CONSIGNE |
Dans l'extrait consacré à Désordre du discours, relevez tous les termes énumérés dans la phrase commençant par « Un lieu de ». Donnez-les un par ligne.

De la leçon inaugurale du philosophe, prononcée au Collège de France le 2 décembre 1970, ne reste aucun enregistrement sonore ou filmé. Seul un texte, augmenté de notes et d’exemples, publié chez Gallimard. Un précis philosophique ardu de deux heures que la metteuse en scène a réduit à une seule et confié à un acteur « Je veux, dit-elle, me servir de ce texte comme base pour faire une forme performative. M’en servir comme d’une partition, comme une trame pour fabriquer du théâtre.  Un fait de pure monstration, un désordre. »

Danseuse depuis longtemps passée à la mise en scène, Fanny de Chaillé crée des pièces atypiques, souvent hors des plateaux de théâtre et fondées sur le mouvement. Désordre du discours, interprété par Guillaume Bailliart se joue uniquement dans les amphithéâtres universitaires. Dans ce dispositif rappelant à tous les bancs de l’école, sans décor ni accessoires, le comédien établit une communication spatiale directe avec le public. Pour donner corps à la pensée de Michel Foucault, il ne cherche pas à singer le philosophe. Avec une gestuelle précise, il incarne ses idées.

 Ces codes corporels font ressortir l’intelligence de ce discours, dont l’objet est le discours lui-même, avec l’hypothèse que toute société cherche à contrôler sa production qui recèle des pouvoirs et des dangers. Un lieu de luttes, victoires, blessures, dominations et servitudes. «Mais qu’y -a-t-il donc de si périlleux dans le fait que les gens parlent, et que leurs discours indéfiniment prolifèrent ? Où donc est le danger? » Guillaume Bailliart restitue brillamment cette pensée philosophique en complicité avec le spectateur qui peut ainsi raccrocher les énonciations  abstraites, à du concret.

DONNÉES FOURNIES |
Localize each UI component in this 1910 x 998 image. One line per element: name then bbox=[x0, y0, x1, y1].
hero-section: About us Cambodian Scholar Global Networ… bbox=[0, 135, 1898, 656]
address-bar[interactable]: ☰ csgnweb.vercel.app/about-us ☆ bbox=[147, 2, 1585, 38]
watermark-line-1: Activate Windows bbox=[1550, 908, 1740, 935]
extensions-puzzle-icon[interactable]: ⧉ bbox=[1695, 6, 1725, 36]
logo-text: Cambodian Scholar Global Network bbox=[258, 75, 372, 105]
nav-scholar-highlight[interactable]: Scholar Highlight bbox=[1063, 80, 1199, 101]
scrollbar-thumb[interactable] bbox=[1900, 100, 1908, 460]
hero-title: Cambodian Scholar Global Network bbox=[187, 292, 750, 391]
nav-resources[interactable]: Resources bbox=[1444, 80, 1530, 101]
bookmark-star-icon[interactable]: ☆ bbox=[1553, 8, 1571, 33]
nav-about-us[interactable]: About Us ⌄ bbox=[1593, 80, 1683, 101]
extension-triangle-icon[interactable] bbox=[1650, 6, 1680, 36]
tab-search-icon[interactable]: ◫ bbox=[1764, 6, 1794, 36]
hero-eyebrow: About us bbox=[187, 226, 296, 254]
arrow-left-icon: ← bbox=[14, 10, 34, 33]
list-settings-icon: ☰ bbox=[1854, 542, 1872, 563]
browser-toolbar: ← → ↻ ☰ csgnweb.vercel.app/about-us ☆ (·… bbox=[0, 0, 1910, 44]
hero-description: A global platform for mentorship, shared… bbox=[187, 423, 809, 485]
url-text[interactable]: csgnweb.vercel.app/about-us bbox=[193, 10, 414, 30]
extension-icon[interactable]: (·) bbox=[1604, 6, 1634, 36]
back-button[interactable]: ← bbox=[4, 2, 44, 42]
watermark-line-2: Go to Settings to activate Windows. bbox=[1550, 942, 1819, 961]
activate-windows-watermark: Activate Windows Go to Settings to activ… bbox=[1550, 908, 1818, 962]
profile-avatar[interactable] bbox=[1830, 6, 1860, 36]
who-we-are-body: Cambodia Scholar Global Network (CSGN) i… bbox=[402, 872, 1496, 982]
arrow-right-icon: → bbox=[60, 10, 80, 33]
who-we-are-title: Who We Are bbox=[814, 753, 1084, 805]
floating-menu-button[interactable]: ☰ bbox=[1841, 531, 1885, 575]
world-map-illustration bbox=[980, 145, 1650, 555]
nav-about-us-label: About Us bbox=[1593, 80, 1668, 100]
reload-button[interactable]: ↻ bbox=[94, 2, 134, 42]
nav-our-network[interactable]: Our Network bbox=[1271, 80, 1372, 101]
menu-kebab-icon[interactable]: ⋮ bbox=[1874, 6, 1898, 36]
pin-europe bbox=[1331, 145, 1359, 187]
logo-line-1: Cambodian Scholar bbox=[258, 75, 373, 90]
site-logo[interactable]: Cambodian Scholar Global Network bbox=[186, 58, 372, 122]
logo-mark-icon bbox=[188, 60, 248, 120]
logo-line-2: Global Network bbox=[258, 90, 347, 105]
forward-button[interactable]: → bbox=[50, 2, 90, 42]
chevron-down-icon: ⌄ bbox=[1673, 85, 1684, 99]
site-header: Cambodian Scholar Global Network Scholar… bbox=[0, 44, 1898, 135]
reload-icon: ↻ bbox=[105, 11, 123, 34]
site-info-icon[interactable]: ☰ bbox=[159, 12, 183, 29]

RÉSULTAT ATTENDU |
luttes
victoires
blessures
dominations
servitudes